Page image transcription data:
━━━
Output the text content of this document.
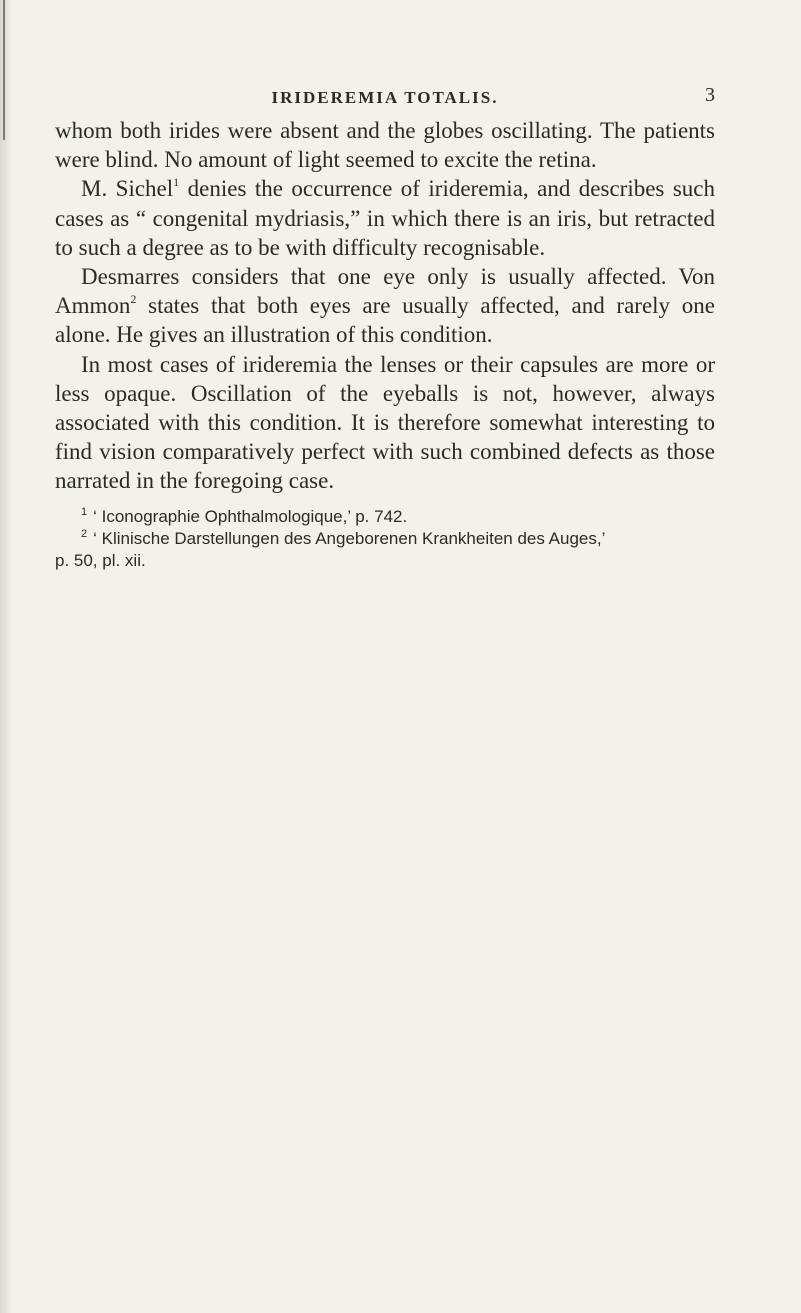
IRIDEREMIA TOTALIS.	3

whom both irides were absent and the globes oscillating. The patients were blind. No amount of light seemed to excite the retina.

M. Sichel$^1$ denies the occurrence of irideremia, and describes such cases as “ congenital mydriasis,” in which there is an iris, but retracted to such a degree as to be with difficulty recognisable.

Desmarres considers that one eye only is usually affected. Von Ammon$^2$ states that both eyes are usually affected, and rarely one alone. He gives an illustration of this condition.

In most cases of irideremia the lenses or their capsules are more or less opaque. Oscillation of the eyeballs is not, however, always associated with this condition. It is therefore somewhat interesting to find vision comparatively perfect with such combined defects as those narrated in the foregoing case.

$^1$ ‘ Iconographie Ophthalmologique,’ p. 742.
$^2$ ‘ Klinische Darstellungen des Angeborenen Krankheiten des Auges,’
p. 50, pl. xii.
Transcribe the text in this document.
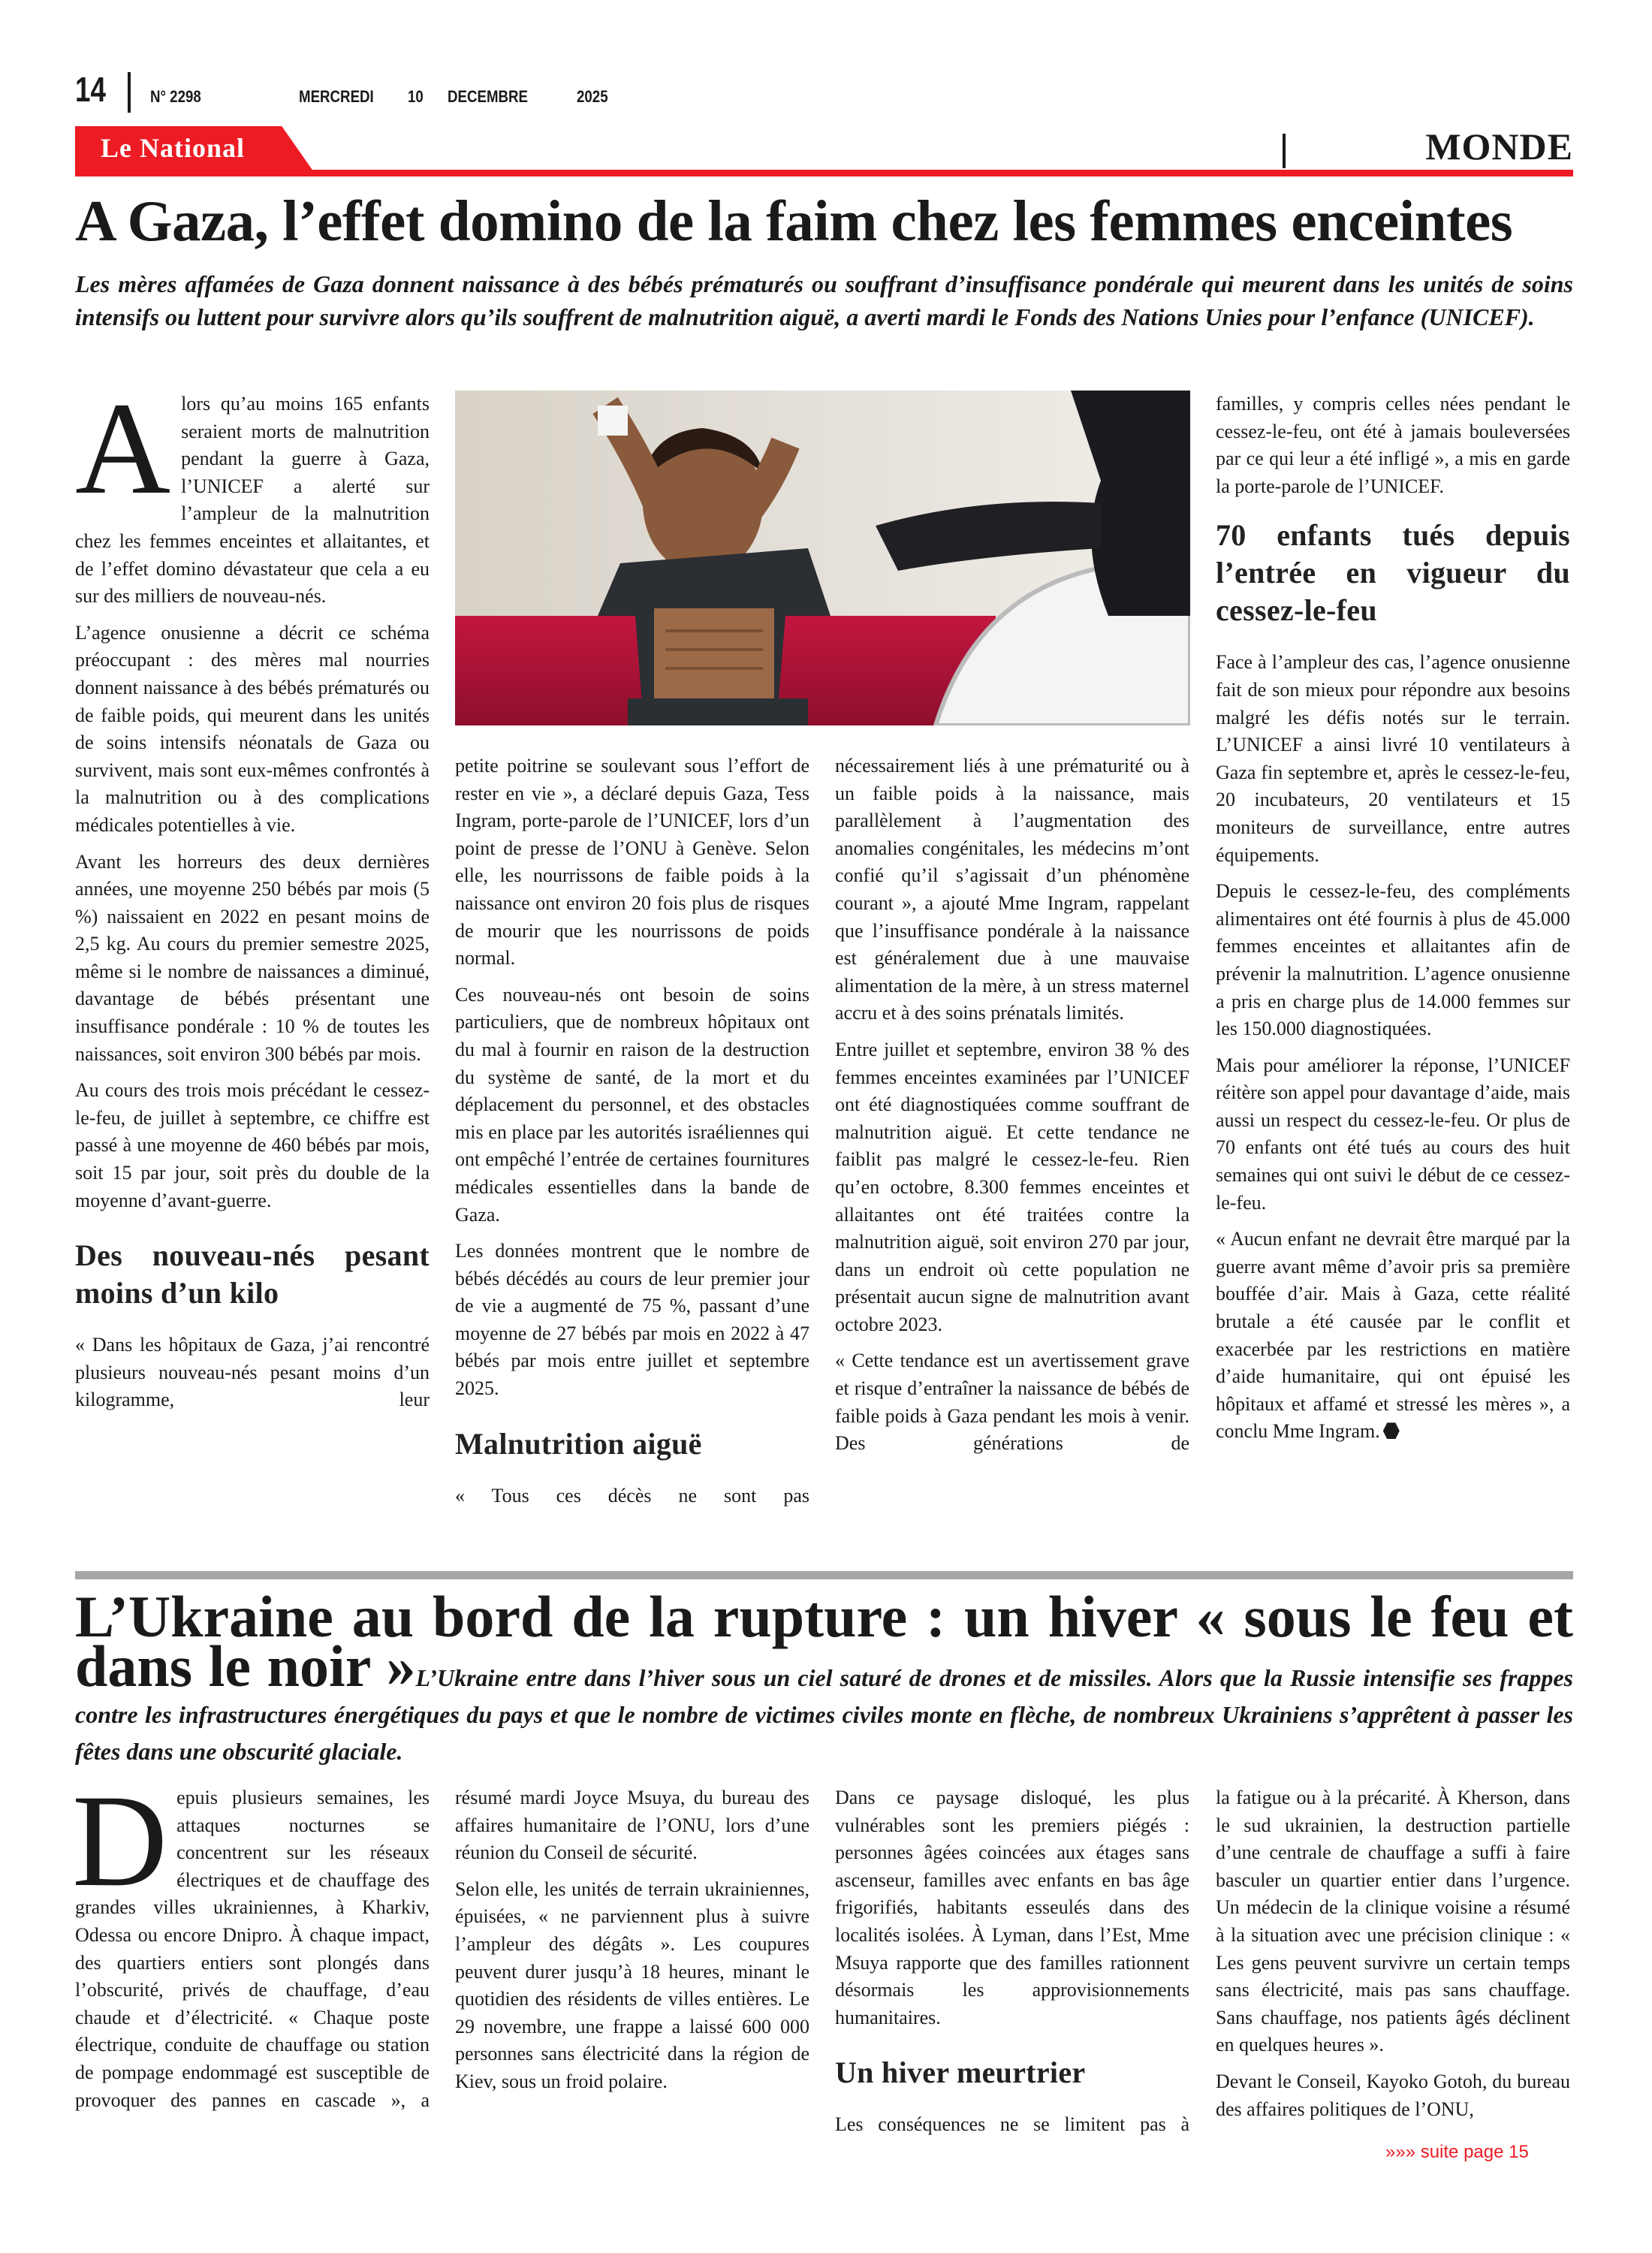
14	N° 2298	MERCREDI 10 DECEMBRE	2025
Le National	MONDE
A Gaza, l’effet domino de la faim chez les femmes enceintes
Les mères affamées de Gaza donnent naissance à des bébés prématurés ou souffrant d’insuffisance pondérale qui meurent dans les unités de soins intensifs ou luttent pour survivre alors qu’ils souffrent de malnutrition aiguë, a averti mardi le Fonds des Nations Unies pour l’enfance (UNICEF).

Alors qu’au moins 165 enfants seraient morts de malnutrition pendant la guerre à Gaza, l’UNICEF a alerté sur l’ampleur de la malnutrition chez les femmes enceintes et allaitantes, et de l’effet domino dévastateur que cela a eu sur des milliers de nouveau-nés.

L’agence onusienne a décrit ce schéma préoccupant : des mères mal nourries donnent naissance à des bébés prématurés ou de faible poids, qui meurent dans les unités de soins intensifs néonatals de Gaza ou survivent, mais sont eux-mêmes confrontés à la malnutrition ou à des complications médicales potentielles à vie.

Avant les horreurs des deux dernières années, une moyenne 250 bébés par mois (5 %) naissaient en 2022 en pesant moins de 2,5 kg. Au cours du premier semestre 2025, même si le nombre de naissances a diminué, davantage de bébés présentant une insuffisance pondérale : 10 % de toutes les naissances, soit environ 300 bébés par mois.

Au cours des trois mois précédant le cessez-le-feu, de juillet à septembre, ce chiffre est passé à une moyenne de 460 bébés par mois, soit 15 par jour, soit près du double de la moyenne d’avant-guerre.

Des nouveau-nés pesant moins d’un kilo

« Dans les hôpitaux de Gaza, j’ai rencontré plusieurs nouveau-nés pesant moins d’un kilogramme, leur

petite poitrine se soulevant sous l’effort de rester en vie », a déclaré depuis Gaza, Tess Ingram, porte-parole de l’UNICEF, lors d’un point de presse de l’ONU à Genève. Selon elle, les nourrissons de faible poids à la naissance ont environ 20 fois plus de risques de mourir que les nourrissons de poids normal.

Ces nouveau-nés ont besoin de soins particuliers, que de nombreux hôpitaux ont du mal à fournir en raison de la destruction du système de santé, de la mort et du déplacement du personnel, et des obstacles mis en place par les autorités israéliennes qui ont empêché l’entrée de certaines fournitures médicales essentielles dans la bande de Gaza.

Les données montrent que le nombre de bébés décédés au cours de leur premier jour de vie a augmenté de 75 %, passant d’une moyenne de 27 bébés par mois en 2022 à 47 bébés par mois entre juillet et septembre 2025.

Malnutrition aiguë

« Tous ces décès ne sont pas

nécessairement liés à une prématurité ou à un faible poids à la naissance, mais parallèlement à l’augmentation des anomalies congénitales, les médecins m’ont confié qu’il s’agissait d’un phénomène courant », a ajouté Mme Ingram, rappelant que l’insuffisance pondérale à la naissance est généralement due à une mauvaise alimentation de la mère, à un stress maternel accru et à des soins prénatals limités.

Entre juillet et septembre, environ 38 % des femmes enceintes examinées par l’UNICEF ont été diagnostiquées comme souffrant de malnutrition aiguë. Et cette tendance ne faiblit pas malgré le cessez-le-feu. Rien qu’en octobre, 8.300 femmes enceintes et allaitantes ont été traitées contre la malnutrition aiguë, soit environ 270 par jour, dans un endroit où cette population ne présentait aucun signe de malnutrition avant octobre 2023.

« Cette tendance est un avertissement grave et risque d’entraîner la naissance de bébés de faible poids à Gaza pendant les mois à venir. Des générations de

familles, y compris celles nées pendant le cessez-le-feu, ont été à jamais bouleversées par ce qui leur a été infligé », a mis en garde la porte-parole de l’UNICEF.

70 enfants tués depuis l’entrée en vigueur du cessez-le-feu

Face à l’ampleur des cas, l’agence onusienne fait de son mieux pour répondre aux besoins malgré les défis notés sur le terrain. L’UNICEF a ainsi livré 10 ventilateurs à Gaza fin septembre et, après le cessez-le-feu, 20 incubateurs, 20 ventilateurs et 15 moniteurs de surveillance, entre autres équipements.

Depuis le cessez-le-feu, des compléments alimentaires ont été fournis à plus de 45.000 femmes enceintes et allaitantes afin de prévenir la malnutrition. L’agence onusienne a pris en charge plus de 14.000 femmes sur les 150.000 diagnostiquées.

Mais pour améliorer la réponse, l’UNICEF réitère son appel pour davantage d’aide, mais aussi un respect du cessez-le-feu. Or plus de 70 enfants ont été tués au cours des huit semaines qui ont suivi le début de ce cessez-le-feu.

« Aucun enfant ne devrait être marqué par la guerre avant même d’avoir pris sa première bouffée d’air. Mais à Gaza, cette réalité brutale a été causée par le conflit et exacerbée par les restrictions en matière d’aide humanitaire, qui ont épuisé les hôpitaux et affamé et stressé les mères », a conclu Mme Ingram.

L’Ukraine au bord de la rupture : un hiver « sous le feu et
dans le noir »L’Ukraine entre dans l’hiver sous un ciel saturé de drones et de missiles. Alors que la Russie intensifie ses frappes contre les infrastructures énergétiques du pays et que le nombre de victimes civiles monte en flèche, de nombreux Ukrainiens s’apprêtent à passer les fêtes dans une obscurité glaciale.

Depuis plusieurs semaines, les attaques nocturnes se concentrent sur les réseaux électriques et de chauffage des grandes villes ukrainiennes, à Kharkiv, Odessa ou encore Dnipro. À chaque impact, des quartiers entiers sont plongés dans l’obscurité, privés de chauffage, d’eau chaude et d’électricité. « Chaque poste électrique, conduite de chauffage ou station de pompage endommagé est susceptible de provoquer des pannes en cascade », a

résumé mardi Joyce Msuya, du bureau des affaires humanitaire de l’ONU, lors d’une réunion du Conseil de sécurité.

Selon elle, les unités de terrain ukrainiennes, épuisées, « ne parviennent plus à suivre l’ampleur des dégâts ». Les coupures peuvent durer jusqu’à 18 heures, minant le quotidien des résidents de villes entières. Le 29 novembre, une frappe a laissé 600 000 personnes sans électricité dans la région de Kiev, sous un froid polaire.

Dans ce paysage disloqué, les plus vulnérables sont les premiers piégés : personnes âgées coincées aux étages sans ascenseur, familles avec enfants en bas âge frigorifiés, habitants esseulés dans des localités isolées. À Lyman, dans l’Est, Mme Msuya rapporte que des familles rationnent désormais les approvisionnements humanitaires.

Un hiver meurtrier

Les conséquences ne se limitent pas à

la fatigue ou à la précarité. À Kherson, dans le sud ukrainien, la destruction partielle d’une centrale de chauffage a suffi à faire basculer un quartier entier dans l’urgence. Un médecin de la clinique voisine a résumé à la situation avec une précision clinique : « Les gens peuvent survivre un certain temps sans électricité, mais pas sans chauffage. Sans chauffage, nos patients âgés déclinent en quelques heures ».

Devant le Conseil, Kayoko Gotoh, du bureau des affaires politiques de l’ONU,

»»» suite page 15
━━━
PROMPT: The required output is every line above that contains the string "résumé".

REPLY TO THE EXERCISE:
résumé mardi Joyce Msuya, du bureau des affaires humanitaire de l’ONU, lors d’une réunion du Conseil de sécurité.
la fatigue ou à la précarité. À Kherson, dans le sud ukrainien, la destruction partielle d’une centrale de chauffage a suffi à faire basculer un quartier entier dans l’urgence. Un médecin de la clinique voisine a résumé à la situation avec une précision clinique : « Les gens peuvent survivre un certain temps sans électricité, mais pas sans chauffage. Sans chauffage, nos patients âgés déclinent en quelques heures ».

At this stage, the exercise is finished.